Brief: From the listing below, pull out the lines that hold "JSON".

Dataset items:

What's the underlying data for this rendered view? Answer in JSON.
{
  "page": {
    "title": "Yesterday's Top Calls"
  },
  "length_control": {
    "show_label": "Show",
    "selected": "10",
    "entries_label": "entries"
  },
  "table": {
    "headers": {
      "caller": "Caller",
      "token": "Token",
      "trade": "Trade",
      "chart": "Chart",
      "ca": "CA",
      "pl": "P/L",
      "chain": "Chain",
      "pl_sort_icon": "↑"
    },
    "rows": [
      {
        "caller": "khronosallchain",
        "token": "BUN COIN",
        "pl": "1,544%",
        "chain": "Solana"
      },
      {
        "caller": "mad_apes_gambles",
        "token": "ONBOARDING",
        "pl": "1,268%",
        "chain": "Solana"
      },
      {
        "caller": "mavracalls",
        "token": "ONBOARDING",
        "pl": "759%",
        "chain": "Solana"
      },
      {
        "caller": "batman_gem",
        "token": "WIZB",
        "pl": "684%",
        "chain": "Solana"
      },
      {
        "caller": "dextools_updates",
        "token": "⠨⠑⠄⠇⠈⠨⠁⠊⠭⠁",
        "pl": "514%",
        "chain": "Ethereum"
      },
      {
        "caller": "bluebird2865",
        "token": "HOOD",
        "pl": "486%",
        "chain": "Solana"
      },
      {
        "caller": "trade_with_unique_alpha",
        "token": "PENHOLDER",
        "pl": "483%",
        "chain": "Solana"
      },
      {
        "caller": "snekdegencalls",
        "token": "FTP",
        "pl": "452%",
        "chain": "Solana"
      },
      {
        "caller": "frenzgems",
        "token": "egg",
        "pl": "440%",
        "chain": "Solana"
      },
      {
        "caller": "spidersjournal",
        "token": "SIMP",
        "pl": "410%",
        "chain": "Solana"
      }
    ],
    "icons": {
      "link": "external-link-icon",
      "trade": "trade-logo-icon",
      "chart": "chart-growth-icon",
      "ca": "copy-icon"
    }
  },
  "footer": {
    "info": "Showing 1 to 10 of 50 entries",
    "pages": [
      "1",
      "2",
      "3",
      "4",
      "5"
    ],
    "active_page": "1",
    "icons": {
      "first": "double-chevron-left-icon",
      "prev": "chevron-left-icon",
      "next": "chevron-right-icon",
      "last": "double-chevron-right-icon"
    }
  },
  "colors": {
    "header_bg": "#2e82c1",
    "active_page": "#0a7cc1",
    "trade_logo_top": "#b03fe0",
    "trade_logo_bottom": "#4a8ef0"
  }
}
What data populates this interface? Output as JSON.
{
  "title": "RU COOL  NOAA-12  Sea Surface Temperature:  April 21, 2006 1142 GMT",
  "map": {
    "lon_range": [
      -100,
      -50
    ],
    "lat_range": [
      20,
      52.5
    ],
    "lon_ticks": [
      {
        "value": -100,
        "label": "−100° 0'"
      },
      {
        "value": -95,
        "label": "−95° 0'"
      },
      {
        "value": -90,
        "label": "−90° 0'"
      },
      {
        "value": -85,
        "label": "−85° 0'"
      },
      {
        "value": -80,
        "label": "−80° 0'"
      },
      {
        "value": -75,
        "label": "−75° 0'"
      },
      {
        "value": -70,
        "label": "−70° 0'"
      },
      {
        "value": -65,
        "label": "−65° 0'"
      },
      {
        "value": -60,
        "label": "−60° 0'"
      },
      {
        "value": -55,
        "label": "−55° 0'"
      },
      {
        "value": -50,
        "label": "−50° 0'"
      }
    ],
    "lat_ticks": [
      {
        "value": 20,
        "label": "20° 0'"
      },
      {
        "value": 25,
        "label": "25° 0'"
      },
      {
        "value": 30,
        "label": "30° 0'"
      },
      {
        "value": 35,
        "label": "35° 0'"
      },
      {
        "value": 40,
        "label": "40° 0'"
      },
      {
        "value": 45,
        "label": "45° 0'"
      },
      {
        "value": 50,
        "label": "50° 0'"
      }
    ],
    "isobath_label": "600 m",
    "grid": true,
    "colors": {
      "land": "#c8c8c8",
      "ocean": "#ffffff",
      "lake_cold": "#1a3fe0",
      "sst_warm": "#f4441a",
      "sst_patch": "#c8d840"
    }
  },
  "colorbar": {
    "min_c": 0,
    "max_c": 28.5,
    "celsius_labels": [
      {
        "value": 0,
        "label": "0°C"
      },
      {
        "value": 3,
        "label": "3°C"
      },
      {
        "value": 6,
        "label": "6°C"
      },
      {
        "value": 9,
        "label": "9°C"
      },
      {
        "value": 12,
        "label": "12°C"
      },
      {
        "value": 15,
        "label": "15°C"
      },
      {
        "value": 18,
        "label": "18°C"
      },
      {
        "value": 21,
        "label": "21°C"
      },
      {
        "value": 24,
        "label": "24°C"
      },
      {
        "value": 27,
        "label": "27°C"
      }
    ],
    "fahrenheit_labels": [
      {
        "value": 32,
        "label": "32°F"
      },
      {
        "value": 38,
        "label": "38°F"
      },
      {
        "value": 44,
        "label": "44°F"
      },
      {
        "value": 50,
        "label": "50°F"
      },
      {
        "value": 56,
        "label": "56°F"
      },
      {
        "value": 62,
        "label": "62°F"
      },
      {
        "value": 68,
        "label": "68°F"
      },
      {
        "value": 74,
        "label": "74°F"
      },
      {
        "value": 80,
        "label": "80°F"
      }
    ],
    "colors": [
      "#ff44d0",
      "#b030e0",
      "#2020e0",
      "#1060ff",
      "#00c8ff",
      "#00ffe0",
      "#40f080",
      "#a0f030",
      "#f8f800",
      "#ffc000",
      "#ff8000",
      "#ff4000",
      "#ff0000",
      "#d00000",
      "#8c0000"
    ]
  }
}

Worked answer:
What's the underlying data for this rendered view? Answer in JSON.
What data populates this interface? Output as JSON.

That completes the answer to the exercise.